**Data listing:**
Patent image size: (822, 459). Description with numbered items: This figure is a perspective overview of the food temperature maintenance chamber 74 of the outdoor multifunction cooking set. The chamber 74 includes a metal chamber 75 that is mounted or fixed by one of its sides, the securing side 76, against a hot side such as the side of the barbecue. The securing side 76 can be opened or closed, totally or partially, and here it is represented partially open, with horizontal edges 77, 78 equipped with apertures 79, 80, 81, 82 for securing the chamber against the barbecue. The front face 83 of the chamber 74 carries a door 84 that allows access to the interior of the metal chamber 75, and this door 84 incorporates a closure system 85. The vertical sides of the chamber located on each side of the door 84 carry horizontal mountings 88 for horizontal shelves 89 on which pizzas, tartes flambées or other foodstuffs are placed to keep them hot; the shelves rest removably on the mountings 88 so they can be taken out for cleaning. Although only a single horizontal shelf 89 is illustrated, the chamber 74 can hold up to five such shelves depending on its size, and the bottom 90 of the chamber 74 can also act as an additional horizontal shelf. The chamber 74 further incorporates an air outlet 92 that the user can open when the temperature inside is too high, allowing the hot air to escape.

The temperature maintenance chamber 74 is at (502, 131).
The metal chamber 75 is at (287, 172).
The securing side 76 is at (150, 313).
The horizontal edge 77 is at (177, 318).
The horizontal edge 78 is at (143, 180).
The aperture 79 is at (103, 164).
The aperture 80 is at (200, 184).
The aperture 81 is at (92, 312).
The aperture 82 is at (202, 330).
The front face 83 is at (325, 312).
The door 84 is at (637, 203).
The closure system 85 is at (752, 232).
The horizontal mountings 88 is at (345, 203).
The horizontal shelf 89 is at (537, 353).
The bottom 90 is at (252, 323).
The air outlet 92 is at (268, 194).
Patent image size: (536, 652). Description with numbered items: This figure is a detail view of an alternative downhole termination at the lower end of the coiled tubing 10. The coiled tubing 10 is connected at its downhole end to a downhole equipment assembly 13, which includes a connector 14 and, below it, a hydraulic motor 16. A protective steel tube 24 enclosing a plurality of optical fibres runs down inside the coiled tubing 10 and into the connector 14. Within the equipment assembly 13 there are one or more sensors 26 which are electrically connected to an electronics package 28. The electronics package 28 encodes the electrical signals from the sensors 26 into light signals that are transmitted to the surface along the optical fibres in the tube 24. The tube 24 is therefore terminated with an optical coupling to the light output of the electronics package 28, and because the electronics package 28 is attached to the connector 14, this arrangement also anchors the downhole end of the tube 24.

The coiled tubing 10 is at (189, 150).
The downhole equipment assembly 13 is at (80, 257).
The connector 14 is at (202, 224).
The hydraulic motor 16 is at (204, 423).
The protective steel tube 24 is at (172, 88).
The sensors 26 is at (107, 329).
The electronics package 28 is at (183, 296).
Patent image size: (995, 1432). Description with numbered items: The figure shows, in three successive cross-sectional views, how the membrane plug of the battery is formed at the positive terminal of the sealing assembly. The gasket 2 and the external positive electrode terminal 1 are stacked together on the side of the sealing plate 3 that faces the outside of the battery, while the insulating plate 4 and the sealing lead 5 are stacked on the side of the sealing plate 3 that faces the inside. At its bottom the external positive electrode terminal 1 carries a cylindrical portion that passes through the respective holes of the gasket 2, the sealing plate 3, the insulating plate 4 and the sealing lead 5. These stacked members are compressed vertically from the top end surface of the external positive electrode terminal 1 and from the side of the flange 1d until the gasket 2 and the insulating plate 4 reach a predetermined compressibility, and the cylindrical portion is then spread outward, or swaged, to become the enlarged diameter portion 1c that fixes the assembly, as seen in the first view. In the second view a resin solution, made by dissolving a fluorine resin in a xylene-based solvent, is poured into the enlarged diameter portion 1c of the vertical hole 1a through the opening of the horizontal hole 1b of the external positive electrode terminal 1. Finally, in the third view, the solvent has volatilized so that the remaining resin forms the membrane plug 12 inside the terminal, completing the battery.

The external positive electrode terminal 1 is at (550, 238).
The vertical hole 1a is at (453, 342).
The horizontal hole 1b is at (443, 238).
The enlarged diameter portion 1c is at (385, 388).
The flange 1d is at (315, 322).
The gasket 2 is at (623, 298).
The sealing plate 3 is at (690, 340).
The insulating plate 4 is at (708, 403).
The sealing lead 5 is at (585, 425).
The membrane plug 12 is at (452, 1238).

**Short task:**
Write out the material above exactly, starting with its first line and ending with the line that contains "The air outlet 92 is at (268, 194).". Include both of those lines.

**Full output:**
Patent image size: (822, 459). Description with numbered items: This figure is a perspective overview of the food temperature maintenance chamber 74 of the outdoor multifunction cooking set. The chamber 74 includes a metal chamber 75 that is mounted or fixed by one of its sides, the securing side 76, against a hot side such as the side of the barbecue. The securing side 76 can be opened or closed, totally or partially, and here it is represented partially open, with horizontal edges 77, 78 equipped with apertures 79, 80, 81, 82 for securing the chamber against the barbecue. The front face 83 of the chamber 74 carries a door 84 that allows access to the interior of the metal chamber 75, and this door 84 incorporates a closure system 85. The vertical sides of the chamber located on each side of the door 84 carry horizontal mountings 88 for horizontal shelves 89 on which pizzas, tartes flambées or other foodstuffs are placed to keep them hot; the shelves rest removably on the mountings 88 so they can be taken out for cleaning. Although only a single horizontal shelf 89 is illustrated, the chamber 74 can hold up to five such shelves depending on its size, and the bottom 90 of the chamber 74 can also act as an additional horizontal shelf. The chamber 74 further incorporates an air outlet 92 that the user can open when the temperature inside is too high, allowing the hot air to escape.

The temperature maintenance chamber 74 is at (502, 131).
The metal chamber 75 is at (287, 172).
The securing side 76 is at (150, 313).
The horizontal edge 77 is at (177, 318).
The horizontal edge 78 is at (143, 180).
The aperture 79 is at (103, 164).
The aperture 80 is at (200, 184).
The aperture 81 is at (92, 312).
The aperture 82 is at (202, 330).
The front face 83 is at (325, 312).
The door 84 is at (637, 203).
The closure system 85 is at (752, 232).
The horizontal mountings 88 is at (345, 203).
The horizontal shelf 89 is at (537, 353).
The bottom 90 is at (252, 323).
The air outlet 92 is at (268, 194).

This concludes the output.